───── DATASET RECORDS ─────

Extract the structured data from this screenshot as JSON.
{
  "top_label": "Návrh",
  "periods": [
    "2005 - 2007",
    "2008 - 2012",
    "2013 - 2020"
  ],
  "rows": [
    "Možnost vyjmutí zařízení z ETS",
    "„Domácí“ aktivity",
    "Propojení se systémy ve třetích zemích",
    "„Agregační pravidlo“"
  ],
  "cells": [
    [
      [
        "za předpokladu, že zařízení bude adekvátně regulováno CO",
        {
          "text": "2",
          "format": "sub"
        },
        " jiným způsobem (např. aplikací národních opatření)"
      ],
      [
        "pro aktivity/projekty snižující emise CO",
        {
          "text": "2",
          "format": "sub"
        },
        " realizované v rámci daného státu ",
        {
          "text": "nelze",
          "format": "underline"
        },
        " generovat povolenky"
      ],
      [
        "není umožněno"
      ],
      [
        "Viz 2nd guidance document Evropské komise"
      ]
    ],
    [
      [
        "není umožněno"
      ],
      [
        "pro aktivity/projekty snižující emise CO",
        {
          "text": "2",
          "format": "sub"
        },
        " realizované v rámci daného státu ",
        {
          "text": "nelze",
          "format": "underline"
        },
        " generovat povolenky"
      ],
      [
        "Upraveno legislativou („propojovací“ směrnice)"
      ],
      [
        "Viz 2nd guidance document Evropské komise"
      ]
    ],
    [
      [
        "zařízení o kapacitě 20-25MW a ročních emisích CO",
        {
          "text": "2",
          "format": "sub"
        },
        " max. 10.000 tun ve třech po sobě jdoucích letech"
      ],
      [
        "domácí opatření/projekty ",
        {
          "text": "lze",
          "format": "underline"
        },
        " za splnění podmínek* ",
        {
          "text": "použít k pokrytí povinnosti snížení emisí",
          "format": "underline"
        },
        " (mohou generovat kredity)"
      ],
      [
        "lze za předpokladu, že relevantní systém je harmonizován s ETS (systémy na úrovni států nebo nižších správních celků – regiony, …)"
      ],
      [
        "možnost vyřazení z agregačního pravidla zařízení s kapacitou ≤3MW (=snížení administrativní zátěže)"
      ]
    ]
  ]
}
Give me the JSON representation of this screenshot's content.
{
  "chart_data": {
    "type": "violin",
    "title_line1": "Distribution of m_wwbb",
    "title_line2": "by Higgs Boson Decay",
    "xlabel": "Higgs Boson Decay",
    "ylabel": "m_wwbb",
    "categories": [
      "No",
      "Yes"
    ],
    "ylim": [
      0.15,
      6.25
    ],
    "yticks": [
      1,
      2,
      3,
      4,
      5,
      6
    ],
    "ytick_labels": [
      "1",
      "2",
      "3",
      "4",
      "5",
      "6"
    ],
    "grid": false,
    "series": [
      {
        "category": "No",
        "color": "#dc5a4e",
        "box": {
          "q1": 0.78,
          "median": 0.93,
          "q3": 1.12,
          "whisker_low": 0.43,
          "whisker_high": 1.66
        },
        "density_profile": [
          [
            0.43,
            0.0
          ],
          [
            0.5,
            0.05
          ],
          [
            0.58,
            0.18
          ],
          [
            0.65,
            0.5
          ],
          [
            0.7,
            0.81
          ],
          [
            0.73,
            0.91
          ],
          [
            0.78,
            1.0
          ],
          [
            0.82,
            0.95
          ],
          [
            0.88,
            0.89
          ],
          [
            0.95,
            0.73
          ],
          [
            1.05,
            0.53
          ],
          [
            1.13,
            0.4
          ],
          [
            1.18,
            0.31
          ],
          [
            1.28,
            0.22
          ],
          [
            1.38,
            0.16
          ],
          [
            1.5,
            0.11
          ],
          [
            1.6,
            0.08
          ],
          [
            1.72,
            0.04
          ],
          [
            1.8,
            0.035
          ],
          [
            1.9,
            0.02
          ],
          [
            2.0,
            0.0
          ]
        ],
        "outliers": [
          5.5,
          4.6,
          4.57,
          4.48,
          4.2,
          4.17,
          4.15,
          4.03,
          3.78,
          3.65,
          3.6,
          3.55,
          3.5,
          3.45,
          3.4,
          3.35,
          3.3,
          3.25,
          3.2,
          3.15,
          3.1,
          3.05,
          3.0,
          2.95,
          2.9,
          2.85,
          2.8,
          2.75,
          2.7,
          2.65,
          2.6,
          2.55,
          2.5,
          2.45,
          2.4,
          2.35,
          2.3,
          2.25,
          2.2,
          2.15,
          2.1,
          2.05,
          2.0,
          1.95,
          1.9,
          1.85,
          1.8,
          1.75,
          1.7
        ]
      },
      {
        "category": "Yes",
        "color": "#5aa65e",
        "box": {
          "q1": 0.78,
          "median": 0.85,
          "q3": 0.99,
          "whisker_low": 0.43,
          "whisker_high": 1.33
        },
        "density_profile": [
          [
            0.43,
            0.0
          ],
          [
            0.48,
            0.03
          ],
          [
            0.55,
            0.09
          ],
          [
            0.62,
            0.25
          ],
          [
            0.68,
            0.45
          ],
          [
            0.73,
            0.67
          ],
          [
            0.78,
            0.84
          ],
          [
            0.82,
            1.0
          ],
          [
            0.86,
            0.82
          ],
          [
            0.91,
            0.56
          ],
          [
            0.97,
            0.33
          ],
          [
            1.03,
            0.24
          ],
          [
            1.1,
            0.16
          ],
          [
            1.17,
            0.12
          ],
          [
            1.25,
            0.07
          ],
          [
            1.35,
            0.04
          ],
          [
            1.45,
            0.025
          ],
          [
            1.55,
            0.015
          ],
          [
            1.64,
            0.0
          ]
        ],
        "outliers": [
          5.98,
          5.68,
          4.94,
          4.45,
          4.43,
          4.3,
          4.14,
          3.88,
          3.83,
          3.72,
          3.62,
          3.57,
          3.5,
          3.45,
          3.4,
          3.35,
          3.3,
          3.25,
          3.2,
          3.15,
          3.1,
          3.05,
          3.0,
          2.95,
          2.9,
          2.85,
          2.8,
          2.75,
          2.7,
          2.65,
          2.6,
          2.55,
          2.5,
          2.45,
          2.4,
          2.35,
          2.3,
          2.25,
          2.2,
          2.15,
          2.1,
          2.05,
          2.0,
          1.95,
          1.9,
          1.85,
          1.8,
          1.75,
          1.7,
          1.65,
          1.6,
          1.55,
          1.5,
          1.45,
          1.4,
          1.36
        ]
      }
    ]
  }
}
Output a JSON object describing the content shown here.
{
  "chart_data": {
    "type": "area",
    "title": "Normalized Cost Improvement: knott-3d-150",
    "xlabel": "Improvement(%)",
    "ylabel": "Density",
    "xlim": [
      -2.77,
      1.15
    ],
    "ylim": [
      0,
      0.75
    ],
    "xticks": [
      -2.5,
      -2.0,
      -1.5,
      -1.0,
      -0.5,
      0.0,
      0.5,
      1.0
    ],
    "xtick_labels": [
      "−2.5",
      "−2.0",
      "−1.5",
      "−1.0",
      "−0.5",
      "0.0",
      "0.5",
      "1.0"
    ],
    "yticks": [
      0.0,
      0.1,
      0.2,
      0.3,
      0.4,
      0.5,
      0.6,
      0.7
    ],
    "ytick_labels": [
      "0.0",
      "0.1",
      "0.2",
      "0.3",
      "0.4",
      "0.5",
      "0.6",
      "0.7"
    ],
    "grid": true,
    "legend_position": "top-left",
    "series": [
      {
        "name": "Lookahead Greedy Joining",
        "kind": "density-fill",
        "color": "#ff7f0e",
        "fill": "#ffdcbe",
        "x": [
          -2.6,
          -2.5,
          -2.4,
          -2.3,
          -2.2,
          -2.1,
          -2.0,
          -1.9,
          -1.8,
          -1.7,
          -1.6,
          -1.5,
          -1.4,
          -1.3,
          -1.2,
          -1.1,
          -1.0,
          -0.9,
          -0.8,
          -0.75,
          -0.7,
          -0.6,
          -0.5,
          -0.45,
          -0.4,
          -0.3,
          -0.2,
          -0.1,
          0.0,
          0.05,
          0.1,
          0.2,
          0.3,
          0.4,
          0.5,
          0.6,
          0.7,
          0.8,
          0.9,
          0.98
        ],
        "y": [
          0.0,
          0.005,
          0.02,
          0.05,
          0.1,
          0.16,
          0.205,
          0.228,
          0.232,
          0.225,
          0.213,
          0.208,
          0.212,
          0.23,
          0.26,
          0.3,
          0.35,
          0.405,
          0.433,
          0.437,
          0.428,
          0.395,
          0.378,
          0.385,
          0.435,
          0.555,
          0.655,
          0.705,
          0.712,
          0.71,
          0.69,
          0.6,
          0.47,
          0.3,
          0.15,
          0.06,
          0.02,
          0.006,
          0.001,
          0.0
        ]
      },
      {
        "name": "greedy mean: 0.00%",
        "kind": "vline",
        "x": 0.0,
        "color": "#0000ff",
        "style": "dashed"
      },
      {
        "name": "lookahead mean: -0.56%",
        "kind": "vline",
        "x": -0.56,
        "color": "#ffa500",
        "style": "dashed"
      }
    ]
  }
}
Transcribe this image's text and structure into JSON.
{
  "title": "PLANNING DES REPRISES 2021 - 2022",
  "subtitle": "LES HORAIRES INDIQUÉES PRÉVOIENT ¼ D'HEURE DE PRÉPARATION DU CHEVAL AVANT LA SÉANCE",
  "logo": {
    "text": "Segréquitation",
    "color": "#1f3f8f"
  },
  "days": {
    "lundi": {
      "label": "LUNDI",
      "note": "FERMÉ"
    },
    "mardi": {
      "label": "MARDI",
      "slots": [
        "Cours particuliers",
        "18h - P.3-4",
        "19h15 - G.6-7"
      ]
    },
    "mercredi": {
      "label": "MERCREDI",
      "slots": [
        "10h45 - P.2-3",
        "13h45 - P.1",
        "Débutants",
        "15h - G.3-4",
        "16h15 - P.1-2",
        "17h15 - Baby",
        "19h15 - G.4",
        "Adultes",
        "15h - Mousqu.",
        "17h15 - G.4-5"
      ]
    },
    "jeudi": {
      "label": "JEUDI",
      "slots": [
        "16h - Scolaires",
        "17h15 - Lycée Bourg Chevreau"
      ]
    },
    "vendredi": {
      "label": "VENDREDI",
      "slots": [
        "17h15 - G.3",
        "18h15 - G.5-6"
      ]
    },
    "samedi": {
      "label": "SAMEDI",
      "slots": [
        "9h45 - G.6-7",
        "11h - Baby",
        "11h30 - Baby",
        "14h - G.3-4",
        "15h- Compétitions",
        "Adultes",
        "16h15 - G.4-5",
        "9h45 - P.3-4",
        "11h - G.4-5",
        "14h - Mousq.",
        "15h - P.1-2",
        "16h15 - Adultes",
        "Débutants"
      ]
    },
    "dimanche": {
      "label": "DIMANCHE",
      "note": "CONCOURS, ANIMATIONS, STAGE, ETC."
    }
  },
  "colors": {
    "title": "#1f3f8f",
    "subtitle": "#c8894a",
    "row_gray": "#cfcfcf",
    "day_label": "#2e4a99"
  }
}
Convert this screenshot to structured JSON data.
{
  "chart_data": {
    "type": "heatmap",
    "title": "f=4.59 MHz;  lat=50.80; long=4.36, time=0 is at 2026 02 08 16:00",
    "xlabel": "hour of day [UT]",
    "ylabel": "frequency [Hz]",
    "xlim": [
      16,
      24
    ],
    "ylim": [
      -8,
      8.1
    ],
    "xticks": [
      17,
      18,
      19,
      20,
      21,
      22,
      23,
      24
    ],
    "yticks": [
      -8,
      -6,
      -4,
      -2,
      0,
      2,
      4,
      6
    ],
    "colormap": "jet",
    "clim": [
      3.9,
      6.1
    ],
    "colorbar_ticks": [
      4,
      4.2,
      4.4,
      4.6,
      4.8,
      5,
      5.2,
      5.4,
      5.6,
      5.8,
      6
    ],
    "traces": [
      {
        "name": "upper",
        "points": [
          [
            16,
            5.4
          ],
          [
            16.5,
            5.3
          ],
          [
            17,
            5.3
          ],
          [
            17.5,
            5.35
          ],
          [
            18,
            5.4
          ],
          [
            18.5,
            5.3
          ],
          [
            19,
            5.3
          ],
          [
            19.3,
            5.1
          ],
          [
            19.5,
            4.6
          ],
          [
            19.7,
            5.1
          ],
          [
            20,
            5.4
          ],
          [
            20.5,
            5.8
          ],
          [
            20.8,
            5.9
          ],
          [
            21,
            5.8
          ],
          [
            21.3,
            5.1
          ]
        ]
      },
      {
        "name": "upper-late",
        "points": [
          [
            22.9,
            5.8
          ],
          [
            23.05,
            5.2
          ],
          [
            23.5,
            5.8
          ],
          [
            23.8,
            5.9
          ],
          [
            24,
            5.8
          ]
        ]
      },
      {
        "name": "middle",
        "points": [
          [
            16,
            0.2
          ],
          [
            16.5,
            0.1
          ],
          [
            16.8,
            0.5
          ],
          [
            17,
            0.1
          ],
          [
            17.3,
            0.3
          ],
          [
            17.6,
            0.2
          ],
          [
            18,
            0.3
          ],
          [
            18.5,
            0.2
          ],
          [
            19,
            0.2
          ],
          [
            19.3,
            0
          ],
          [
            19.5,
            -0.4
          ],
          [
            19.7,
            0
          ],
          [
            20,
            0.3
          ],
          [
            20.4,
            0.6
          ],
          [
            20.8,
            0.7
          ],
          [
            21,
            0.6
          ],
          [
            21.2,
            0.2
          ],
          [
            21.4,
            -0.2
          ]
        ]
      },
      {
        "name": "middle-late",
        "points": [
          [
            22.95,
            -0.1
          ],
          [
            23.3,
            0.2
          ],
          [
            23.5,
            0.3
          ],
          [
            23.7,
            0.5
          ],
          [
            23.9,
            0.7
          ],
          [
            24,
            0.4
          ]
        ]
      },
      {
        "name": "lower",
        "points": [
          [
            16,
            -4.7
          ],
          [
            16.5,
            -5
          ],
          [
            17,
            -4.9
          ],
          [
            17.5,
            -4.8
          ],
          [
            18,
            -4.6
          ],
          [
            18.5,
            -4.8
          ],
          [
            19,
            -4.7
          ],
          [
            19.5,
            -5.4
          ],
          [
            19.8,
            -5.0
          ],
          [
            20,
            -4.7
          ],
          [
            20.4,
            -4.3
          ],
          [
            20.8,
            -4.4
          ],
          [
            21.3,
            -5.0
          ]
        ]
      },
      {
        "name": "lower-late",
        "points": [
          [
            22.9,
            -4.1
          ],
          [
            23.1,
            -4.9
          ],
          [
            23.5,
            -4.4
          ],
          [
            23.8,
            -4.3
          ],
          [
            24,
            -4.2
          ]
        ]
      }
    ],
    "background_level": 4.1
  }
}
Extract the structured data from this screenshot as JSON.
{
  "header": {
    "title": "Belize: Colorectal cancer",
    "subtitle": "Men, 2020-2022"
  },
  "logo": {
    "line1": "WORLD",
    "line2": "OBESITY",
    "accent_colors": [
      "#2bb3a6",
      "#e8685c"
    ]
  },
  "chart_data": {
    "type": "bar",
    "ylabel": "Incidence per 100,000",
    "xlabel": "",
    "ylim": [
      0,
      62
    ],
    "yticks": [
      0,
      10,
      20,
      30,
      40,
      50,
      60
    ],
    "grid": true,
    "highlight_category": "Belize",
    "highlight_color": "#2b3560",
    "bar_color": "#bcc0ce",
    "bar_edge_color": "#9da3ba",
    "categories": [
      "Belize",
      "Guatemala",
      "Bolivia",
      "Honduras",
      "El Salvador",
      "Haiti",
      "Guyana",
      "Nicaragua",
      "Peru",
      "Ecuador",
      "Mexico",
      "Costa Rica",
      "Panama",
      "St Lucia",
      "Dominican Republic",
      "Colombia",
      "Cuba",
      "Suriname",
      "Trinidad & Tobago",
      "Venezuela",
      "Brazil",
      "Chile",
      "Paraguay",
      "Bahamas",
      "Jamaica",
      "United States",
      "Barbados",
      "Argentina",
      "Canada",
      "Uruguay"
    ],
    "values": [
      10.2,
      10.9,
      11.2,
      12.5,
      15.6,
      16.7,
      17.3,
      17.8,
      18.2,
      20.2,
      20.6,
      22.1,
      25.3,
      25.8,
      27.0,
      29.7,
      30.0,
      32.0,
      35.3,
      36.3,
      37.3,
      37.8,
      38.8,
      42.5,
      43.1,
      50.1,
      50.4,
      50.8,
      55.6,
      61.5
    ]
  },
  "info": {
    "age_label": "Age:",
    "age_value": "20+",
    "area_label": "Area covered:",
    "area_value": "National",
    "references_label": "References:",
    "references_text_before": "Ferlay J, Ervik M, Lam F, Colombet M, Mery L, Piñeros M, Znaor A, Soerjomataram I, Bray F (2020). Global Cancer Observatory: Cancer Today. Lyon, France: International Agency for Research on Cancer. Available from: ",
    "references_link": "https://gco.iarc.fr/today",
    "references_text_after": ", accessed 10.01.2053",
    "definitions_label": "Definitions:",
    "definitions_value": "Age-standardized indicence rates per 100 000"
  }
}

─────

Find the lines above that include the string "snížení" and copy them.

          "text": "použít k pokrytí povinnosti snížení emisí",
        "možnost vyřazení z agregačního pravidla zařízení s kapacitou ≤3MW (=snížení administrativní zátěže)"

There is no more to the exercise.